What is the number of lines in the entries below that include the word "name"? Provide the number only.

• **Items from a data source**
☆ ☆ ☆ ☆ ☆
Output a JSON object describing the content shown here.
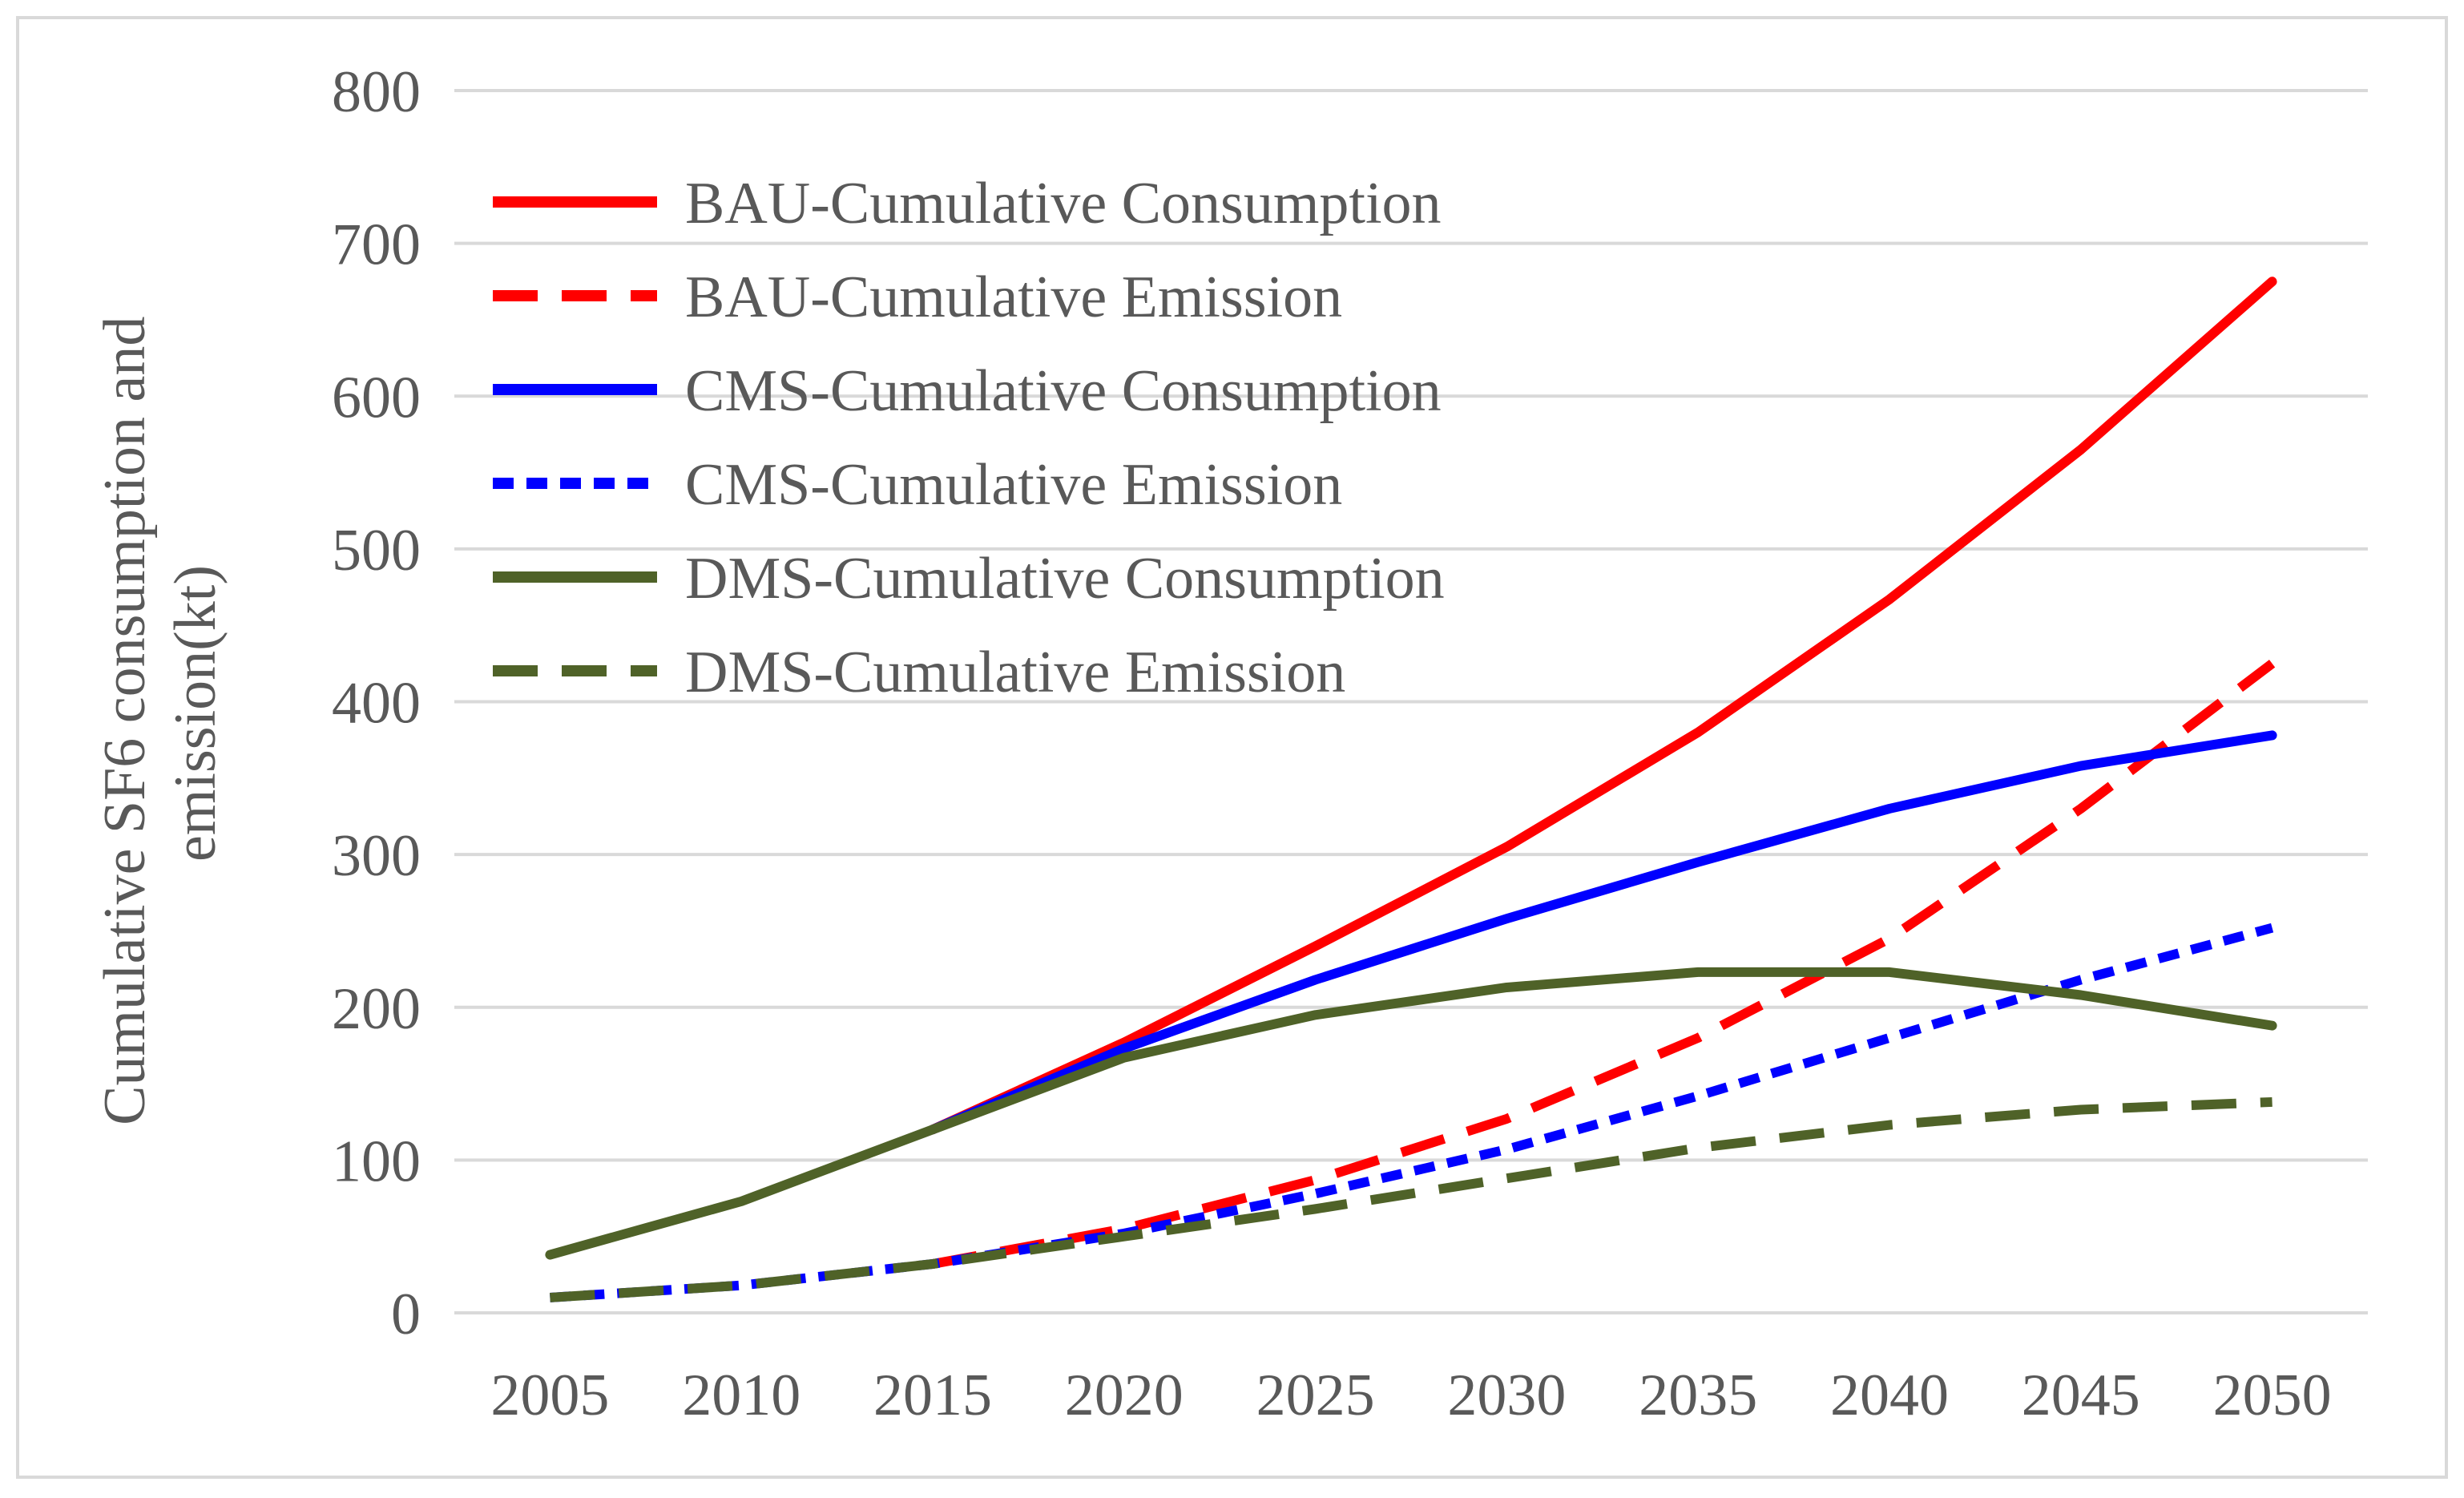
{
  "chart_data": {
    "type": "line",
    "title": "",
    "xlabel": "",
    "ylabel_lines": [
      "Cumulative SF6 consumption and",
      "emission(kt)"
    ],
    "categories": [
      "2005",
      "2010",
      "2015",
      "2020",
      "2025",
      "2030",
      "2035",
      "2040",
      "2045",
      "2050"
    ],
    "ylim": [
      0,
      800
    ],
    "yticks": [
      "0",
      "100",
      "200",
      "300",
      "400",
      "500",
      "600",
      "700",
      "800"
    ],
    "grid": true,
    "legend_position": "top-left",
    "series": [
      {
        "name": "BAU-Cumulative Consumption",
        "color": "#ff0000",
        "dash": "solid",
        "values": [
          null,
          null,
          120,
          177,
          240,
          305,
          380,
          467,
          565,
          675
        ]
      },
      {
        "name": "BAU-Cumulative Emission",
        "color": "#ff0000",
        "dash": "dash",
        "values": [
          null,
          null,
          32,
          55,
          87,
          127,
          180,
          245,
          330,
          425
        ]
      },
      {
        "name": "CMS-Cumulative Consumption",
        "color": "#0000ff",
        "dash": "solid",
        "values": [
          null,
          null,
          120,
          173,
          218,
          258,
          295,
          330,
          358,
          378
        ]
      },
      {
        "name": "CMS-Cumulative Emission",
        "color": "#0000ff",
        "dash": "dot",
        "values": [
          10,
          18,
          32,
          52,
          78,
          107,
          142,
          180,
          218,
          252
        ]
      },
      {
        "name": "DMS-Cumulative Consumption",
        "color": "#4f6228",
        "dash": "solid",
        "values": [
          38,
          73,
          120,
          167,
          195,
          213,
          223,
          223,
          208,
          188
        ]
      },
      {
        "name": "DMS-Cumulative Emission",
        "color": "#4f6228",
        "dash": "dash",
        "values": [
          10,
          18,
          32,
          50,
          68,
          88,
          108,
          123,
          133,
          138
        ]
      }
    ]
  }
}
☆ ☆ ☆ ☆ ☆
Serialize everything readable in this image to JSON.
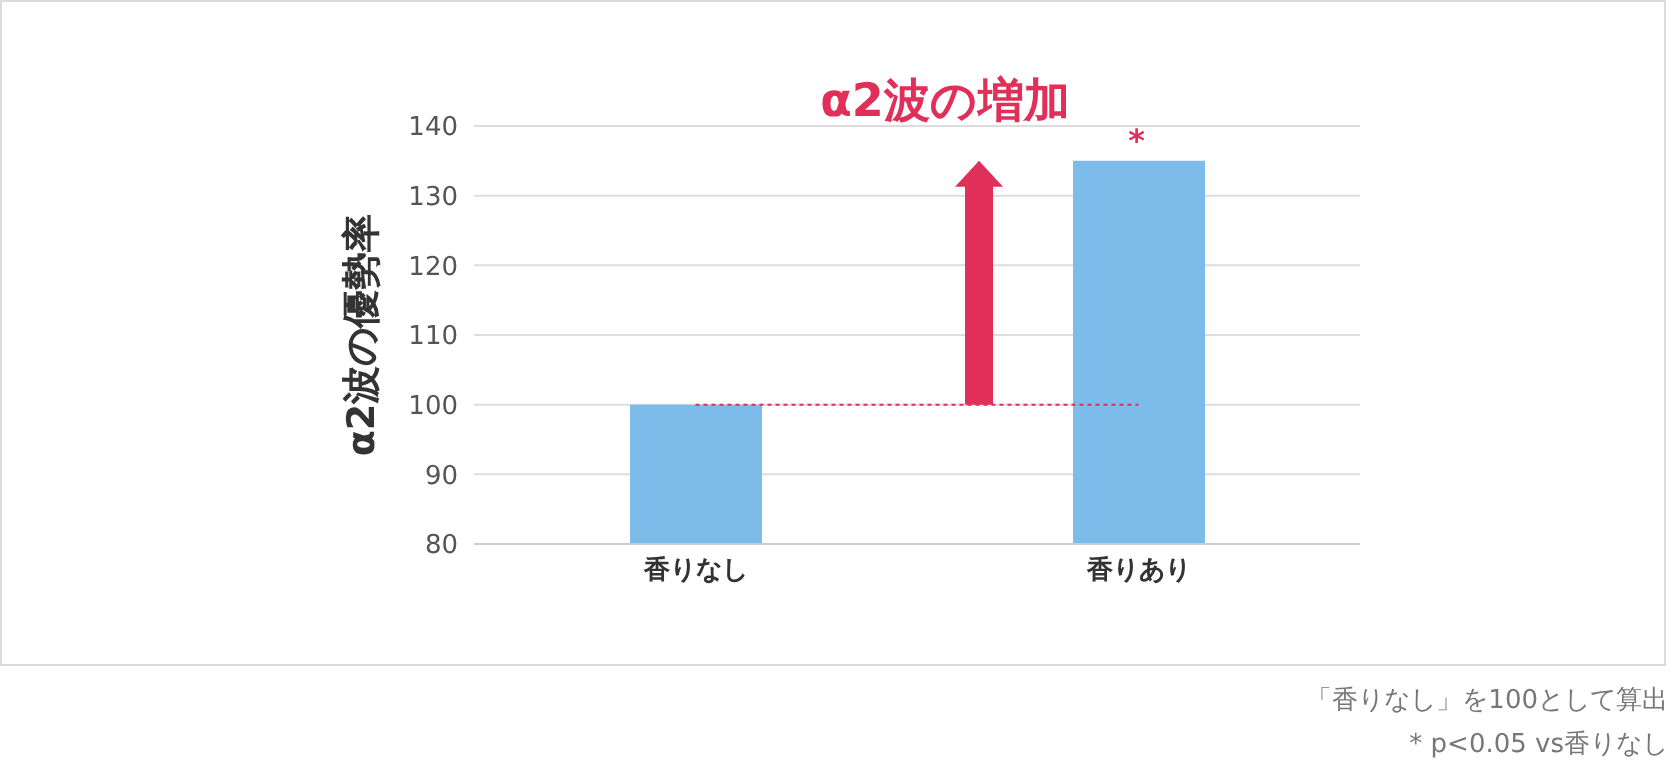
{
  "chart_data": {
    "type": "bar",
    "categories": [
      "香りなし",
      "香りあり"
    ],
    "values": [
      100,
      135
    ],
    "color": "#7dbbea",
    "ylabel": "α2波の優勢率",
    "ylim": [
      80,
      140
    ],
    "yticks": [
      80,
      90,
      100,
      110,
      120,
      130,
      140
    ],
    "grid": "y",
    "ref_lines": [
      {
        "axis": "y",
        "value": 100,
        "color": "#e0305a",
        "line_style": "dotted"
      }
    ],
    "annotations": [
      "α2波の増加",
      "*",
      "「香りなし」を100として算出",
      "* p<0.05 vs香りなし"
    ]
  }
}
☆ ☆ ☆ ☆ ☆
• **Written response**
6